Records from a dataset
>> begin

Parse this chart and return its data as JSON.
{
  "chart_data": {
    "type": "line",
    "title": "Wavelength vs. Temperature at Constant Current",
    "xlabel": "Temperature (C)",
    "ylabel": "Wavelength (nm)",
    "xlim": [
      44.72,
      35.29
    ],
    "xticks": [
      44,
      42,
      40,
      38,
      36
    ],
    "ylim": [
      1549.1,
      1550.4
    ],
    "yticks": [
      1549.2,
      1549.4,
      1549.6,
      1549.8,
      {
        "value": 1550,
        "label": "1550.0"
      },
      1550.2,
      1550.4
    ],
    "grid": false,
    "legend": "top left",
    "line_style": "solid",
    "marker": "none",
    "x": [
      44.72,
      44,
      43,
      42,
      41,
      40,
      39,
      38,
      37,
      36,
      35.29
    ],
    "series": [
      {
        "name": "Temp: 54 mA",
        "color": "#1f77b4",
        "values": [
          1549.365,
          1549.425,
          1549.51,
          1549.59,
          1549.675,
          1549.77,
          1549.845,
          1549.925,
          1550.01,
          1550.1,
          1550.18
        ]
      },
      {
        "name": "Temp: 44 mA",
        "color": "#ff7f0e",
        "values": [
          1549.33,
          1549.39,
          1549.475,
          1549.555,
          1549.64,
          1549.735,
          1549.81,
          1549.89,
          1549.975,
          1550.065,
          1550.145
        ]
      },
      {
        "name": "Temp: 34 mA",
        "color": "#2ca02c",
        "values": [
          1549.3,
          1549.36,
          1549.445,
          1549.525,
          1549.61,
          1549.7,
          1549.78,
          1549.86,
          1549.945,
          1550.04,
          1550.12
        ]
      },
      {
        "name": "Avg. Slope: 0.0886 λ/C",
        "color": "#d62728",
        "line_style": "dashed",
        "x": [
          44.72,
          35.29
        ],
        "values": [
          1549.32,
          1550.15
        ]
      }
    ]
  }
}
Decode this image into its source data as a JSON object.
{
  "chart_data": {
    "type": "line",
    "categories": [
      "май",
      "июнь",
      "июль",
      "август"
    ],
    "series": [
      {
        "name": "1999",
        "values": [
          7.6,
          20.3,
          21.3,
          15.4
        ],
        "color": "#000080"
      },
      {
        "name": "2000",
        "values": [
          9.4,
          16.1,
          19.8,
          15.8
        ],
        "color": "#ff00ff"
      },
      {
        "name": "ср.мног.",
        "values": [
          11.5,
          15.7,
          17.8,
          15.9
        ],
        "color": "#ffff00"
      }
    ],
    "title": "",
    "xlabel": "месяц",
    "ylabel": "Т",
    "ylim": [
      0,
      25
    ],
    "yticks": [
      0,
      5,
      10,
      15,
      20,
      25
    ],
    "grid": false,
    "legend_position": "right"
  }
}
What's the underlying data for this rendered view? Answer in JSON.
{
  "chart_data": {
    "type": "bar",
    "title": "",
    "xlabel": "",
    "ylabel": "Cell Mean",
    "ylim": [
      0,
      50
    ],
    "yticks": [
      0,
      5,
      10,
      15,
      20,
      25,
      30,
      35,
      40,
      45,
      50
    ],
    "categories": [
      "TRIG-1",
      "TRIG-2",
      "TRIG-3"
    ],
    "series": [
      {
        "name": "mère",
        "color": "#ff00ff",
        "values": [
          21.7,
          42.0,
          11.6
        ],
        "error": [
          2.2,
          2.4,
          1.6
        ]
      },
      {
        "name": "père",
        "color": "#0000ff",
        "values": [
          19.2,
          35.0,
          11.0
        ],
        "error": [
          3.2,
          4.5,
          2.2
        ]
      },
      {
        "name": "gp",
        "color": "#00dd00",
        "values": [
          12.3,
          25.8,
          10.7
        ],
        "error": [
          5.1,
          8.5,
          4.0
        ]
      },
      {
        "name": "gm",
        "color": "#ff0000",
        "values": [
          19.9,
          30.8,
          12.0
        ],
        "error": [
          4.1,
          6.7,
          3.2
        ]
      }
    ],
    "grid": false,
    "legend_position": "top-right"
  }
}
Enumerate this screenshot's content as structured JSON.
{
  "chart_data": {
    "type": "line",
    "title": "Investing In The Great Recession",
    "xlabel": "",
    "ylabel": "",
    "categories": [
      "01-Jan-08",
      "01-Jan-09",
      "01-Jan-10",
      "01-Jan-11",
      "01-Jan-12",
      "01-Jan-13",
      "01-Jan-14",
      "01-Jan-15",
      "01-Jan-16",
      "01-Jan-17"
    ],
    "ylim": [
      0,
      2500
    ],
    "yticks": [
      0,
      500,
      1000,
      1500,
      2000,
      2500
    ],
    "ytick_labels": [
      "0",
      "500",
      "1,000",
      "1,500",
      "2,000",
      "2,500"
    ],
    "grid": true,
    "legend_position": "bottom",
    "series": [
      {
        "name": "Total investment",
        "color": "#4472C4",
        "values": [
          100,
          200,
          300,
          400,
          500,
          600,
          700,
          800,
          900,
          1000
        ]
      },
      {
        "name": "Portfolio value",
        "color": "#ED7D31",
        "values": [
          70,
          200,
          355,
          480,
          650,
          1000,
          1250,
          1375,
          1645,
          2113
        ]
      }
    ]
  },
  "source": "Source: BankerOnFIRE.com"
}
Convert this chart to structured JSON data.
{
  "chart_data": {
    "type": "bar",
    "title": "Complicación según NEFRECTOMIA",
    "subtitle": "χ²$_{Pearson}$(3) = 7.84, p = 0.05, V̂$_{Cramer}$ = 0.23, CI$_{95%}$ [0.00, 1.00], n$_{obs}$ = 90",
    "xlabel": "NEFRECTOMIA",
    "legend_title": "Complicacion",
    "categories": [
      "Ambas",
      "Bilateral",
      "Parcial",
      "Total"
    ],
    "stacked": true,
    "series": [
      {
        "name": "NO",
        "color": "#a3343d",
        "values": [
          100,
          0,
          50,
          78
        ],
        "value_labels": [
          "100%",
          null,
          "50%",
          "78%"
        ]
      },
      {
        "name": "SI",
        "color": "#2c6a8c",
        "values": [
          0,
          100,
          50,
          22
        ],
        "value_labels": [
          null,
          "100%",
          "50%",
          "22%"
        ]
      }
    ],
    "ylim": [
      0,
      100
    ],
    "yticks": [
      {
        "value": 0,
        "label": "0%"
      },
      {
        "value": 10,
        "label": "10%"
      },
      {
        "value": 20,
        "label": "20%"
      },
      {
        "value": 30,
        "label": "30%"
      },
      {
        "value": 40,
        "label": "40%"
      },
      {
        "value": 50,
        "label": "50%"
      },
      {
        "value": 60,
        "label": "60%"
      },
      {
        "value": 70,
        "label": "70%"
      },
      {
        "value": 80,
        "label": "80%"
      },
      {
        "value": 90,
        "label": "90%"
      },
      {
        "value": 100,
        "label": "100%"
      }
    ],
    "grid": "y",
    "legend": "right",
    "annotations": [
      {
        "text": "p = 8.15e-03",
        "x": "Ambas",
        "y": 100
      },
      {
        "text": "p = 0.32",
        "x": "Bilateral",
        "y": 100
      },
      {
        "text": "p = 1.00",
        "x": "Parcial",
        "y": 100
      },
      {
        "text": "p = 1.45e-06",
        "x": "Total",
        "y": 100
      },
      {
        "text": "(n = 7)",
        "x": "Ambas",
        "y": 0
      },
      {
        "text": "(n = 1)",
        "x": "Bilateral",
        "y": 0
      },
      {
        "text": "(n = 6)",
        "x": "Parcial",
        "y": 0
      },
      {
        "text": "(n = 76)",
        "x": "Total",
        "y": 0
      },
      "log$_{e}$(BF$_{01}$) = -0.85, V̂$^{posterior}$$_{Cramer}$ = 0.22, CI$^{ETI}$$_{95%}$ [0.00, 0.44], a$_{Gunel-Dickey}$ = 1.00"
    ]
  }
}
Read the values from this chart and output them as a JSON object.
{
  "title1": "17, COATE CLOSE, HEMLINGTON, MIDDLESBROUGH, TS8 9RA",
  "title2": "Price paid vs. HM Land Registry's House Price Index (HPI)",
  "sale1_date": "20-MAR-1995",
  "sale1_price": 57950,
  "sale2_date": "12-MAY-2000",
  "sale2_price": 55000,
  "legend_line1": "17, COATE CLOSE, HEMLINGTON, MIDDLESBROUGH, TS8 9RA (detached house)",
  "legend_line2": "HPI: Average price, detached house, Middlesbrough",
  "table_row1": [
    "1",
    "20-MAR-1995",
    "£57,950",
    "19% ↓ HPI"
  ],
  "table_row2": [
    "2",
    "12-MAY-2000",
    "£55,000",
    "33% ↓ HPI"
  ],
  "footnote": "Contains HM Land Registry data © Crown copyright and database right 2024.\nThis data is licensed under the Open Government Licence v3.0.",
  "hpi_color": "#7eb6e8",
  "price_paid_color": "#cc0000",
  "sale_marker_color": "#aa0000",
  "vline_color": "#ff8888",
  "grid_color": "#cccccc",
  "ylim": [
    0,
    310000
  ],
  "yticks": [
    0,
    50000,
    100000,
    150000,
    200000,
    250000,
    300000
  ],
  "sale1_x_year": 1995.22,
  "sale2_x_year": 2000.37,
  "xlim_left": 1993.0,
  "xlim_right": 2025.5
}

>> end

Look over the records above and copy each line that includes the string "COATE".

  "title1": "17, COATE CLOSE, HEMLINGTON, MIDDLESBROUGH, TS8 9RA",
  "legend_line1": "17, COATE CLOSE, HEMLINGTON, MIDDLESBROUGH, TS8 9RA (detached house)",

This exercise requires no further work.